### Task
Please count the lines in the listing below that contain the string "title", treating uppercase and lowercase as different. Give only the number.

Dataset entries
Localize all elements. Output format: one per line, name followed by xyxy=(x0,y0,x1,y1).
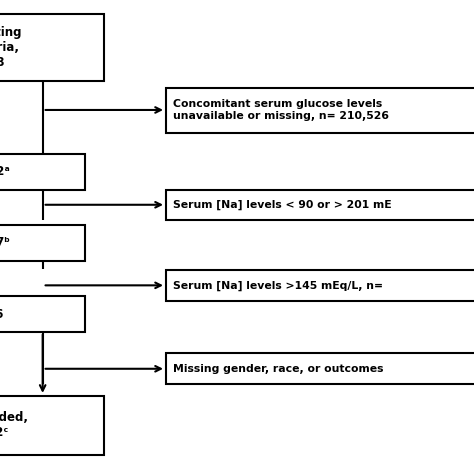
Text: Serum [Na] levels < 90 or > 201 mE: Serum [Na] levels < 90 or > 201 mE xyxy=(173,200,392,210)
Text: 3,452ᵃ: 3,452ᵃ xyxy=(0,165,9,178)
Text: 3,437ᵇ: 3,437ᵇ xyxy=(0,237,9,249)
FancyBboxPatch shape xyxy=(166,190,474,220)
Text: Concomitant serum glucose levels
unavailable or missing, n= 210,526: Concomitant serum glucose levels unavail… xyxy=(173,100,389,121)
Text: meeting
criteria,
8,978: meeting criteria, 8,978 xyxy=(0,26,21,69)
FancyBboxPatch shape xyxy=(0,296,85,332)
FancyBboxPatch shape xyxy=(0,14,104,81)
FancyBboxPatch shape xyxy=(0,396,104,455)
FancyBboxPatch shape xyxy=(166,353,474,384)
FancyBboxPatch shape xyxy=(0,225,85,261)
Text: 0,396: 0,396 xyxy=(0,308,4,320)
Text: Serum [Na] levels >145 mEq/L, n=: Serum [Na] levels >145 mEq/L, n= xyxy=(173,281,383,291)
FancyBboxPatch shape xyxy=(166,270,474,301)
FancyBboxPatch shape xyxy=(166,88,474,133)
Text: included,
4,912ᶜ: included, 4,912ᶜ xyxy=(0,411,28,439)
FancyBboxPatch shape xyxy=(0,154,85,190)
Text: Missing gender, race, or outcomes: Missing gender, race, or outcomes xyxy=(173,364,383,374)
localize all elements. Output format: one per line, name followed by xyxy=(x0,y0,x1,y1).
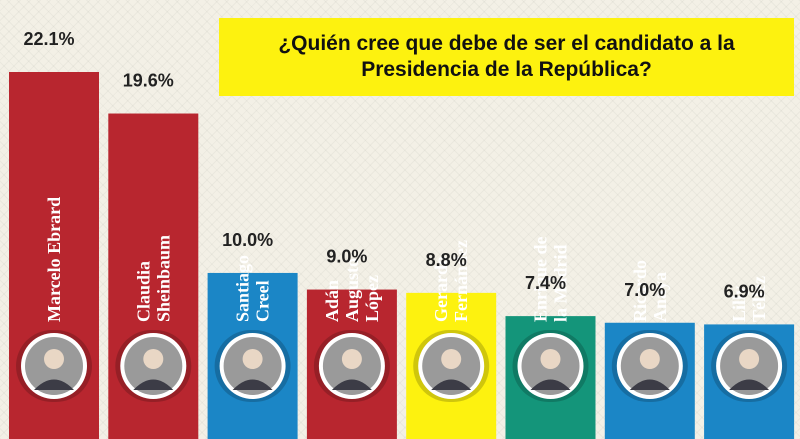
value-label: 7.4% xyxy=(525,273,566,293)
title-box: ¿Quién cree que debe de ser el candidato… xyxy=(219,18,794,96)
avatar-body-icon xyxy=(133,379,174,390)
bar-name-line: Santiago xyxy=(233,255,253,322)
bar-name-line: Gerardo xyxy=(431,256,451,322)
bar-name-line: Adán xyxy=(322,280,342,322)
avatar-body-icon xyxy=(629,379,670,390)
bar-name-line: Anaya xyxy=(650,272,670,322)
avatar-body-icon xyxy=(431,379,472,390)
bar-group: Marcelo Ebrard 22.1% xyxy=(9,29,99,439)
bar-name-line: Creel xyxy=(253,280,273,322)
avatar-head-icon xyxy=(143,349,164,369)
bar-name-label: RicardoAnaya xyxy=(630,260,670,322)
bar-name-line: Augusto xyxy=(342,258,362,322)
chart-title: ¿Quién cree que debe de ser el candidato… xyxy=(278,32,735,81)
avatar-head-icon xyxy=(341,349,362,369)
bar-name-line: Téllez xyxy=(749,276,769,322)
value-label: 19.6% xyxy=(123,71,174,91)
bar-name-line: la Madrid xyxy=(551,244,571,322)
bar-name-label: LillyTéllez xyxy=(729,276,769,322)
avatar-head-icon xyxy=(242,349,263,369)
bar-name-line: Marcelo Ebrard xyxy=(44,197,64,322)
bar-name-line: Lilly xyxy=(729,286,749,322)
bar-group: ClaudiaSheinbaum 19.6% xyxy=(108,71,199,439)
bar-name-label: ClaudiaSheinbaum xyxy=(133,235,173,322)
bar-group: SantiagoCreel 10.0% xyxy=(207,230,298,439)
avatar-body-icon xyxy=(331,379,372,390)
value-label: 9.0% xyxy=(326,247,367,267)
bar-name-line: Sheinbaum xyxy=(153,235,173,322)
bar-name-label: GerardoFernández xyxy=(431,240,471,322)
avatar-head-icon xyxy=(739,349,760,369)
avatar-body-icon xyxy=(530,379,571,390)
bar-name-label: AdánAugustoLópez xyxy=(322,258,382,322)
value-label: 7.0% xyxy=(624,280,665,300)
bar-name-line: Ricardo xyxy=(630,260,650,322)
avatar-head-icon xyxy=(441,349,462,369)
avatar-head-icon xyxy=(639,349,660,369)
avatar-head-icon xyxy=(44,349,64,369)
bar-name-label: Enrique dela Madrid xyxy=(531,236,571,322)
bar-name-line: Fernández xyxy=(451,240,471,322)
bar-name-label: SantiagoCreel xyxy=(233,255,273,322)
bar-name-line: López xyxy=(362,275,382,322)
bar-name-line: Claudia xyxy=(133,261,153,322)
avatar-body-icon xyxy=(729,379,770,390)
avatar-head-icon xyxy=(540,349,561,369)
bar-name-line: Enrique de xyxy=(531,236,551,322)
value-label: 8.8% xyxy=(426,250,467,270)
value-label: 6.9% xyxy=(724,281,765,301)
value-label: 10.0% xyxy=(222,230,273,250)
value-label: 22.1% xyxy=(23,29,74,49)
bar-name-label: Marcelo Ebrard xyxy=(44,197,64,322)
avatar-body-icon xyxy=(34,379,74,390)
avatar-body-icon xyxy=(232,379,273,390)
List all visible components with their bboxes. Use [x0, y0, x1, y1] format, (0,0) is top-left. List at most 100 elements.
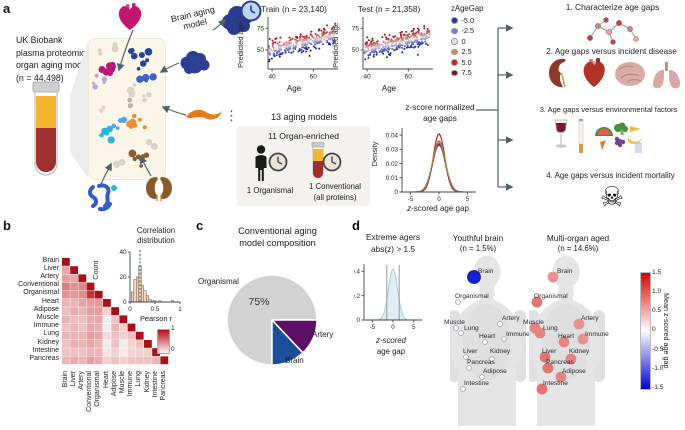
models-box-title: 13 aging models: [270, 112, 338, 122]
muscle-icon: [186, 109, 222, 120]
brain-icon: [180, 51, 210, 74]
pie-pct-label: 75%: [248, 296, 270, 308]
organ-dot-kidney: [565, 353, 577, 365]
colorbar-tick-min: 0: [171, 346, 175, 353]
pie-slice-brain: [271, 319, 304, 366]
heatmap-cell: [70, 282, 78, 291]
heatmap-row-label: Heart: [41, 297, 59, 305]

### The reply
3